Stored dataset items:

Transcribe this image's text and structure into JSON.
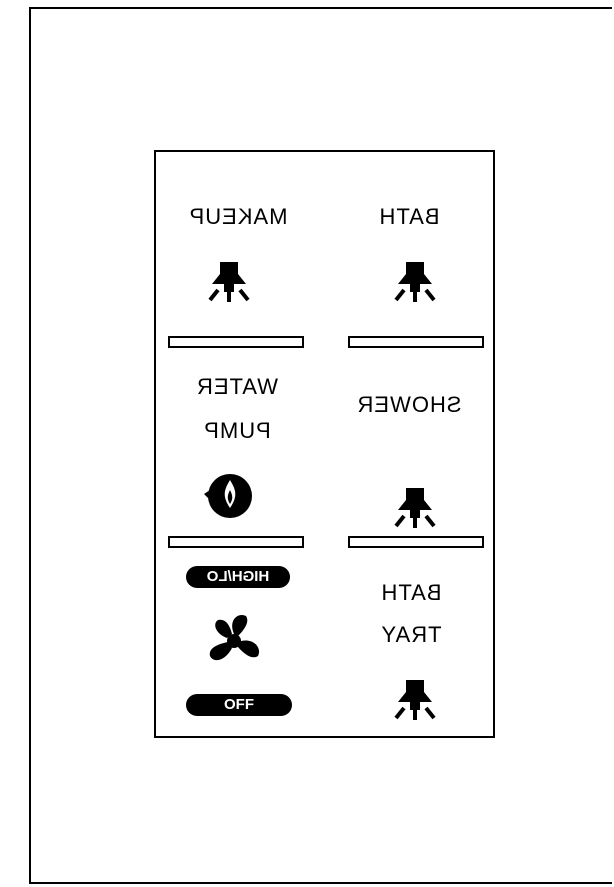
{
  "switches": {
    "makeup_label": "MAKEUP",
    "bath_label": "BATH",
    "water_label_1": "WATER",
    "water_label_2": "PUMP",
    "shower_label": "SHOWER",
    "fan_speed_label": "HIGH/LO",
    "fan_off_label": "OFF",
    "bath_tray_label_1": "BATH",
    "bath_tray_label_2": "TRAY"
  },
  "icons": {
    "light": "bell-light-icon",
    "water_pump": "water-pump-icon",
    "fan": "fan-icon"
  },
  "colors": {
    "ink": "#000000",
    "background": "#ffffff"
  }
}
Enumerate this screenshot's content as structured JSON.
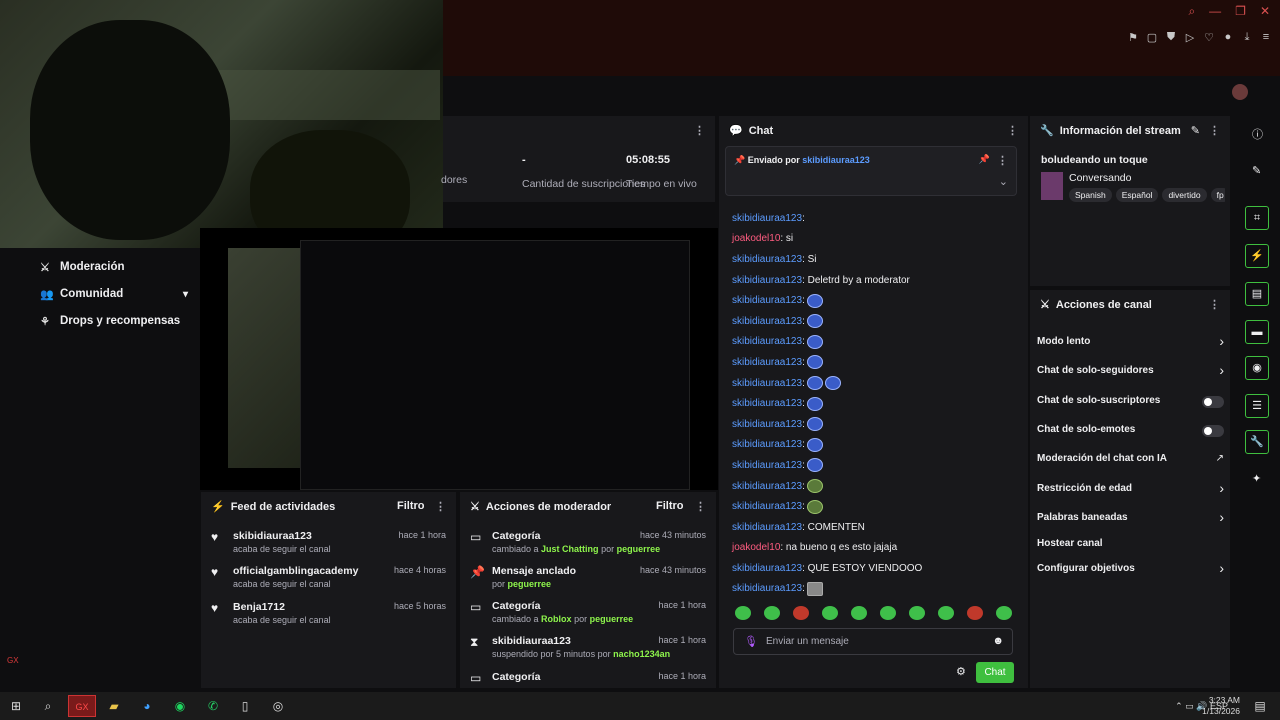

WHAT IS NEEDED: Exclude the pictures. Write out the remaining data exactly.

WORKED SOLUTION:
Transcribe this image's text and structure into JSON.
{
  "switches": {
    "makeup_label": "MAKEUP",
    "bath_label": "BATH",
    "water_label_1": "WATER",
    "water_label_2": "PUMP",
    "shower_label": "SHOWER",
    "fan_speed_label": "HIGH/LO",
    "fan_off_label": "OFF",
    "bath_tray_label_1": "BATH",
    "bath_tray_label_2": "TRAY"
  },
  "icons": {
    "light": "bell-light-icon",
    "water_pump": "water-pump-icon",
    "fan": "fan-icon"
  },
  "colors": {
    "ink": "#000000",
    "background": "#ffffff"
  }
}
Enumerate this screenshot's content as structured JSON.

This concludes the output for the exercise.